* SET EXERCISE *
Hunt for the word "this" across the entries below, copying each line that holds it.

==== TASK INPUT ====

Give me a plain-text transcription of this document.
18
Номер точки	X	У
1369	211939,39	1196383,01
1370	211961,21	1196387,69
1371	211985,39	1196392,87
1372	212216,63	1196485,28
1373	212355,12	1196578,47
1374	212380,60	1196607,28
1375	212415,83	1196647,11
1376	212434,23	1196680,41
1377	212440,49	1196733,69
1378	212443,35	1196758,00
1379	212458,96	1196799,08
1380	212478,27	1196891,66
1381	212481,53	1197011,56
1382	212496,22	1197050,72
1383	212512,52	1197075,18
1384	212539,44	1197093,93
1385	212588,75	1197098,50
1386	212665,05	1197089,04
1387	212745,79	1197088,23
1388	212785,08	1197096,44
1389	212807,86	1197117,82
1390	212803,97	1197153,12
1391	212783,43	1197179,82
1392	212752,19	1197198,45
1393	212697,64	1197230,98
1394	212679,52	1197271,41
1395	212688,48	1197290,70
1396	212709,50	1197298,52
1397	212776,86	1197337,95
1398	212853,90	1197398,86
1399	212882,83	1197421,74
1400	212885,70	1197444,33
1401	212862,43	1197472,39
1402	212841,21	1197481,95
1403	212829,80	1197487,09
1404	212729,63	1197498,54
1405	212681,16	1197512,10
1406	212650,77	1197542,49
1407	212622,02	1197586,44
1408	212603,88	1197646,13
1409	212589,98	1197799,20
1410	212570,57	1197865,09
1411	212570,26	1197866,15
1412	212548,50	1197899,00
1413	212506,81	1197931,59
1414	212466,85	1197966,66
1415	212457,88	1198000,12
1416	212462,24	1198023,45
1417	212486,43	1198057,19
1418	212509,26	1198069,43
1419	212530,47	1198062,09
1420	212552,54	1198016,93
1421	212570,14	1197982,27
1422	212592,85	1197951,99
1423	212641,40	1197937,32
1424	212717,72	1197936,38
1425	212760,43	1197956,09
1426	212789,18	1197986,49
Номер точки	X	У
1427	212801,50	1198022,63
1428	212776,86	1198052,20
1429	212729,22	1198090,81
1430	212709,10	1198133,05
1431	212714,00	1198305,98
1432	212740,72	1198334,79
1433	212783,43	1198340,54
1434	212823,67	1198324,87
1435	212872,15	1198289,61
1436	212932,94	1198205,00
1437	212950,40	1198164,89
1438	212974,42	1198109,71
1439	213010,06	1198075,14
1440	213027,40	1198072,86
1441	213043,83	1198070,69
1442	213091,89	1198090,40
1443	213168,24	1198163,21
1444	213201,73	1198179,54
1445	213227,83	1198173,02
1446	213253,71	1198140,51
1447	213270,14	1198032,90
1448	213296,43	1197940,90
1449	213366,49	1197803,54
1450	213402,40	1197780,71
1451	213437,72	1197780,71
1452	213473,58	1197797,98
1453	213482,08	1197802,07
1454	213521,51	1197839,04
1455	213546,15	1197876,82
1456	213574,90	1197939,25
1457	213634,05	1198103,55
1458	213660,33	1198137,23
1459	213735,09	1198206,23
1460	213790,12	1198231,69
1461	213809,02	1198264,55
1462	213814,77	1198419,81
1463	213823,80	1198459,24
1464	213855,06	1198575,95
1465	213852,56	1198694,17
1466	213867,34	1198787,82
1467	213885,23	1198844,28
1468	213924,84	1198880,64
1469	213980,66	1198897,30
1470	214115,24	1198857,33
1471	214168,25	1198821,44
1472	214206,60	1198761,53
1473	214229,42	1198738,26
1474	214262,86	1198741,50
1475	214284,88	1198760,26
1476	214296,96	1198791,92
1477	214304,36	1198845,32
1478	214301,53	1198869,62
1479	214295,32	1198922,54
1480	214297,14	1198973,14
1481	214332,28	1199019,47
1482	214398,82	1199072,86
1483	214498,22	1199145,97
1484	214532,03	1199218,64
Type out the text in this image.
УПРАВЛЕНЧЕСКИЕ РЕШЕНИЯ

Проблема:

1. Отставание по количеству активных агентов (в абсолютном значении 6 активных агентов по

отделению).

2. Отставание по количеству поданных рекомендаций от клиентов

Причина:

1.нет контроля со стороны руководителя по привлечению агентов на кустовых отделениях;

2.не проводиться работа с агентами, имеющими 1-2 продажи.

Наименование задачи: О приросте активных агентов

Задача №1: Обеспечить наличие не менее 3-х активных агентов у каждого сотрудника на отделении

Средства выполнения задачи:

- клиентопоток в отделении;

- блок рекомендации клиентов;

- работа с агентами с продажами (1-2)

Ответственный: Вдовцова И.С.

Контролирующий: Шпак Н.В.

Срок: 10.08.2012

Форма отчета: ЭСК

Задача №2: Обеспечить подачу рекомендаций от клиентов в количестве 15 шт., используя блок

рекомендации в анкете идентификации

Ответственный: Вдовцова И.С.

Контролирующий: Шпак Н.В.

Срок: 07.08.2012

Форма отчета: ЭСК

====

* COMPLETE ANSWER *
Give me a plain-text transcription of this document.
Type out the text in this image.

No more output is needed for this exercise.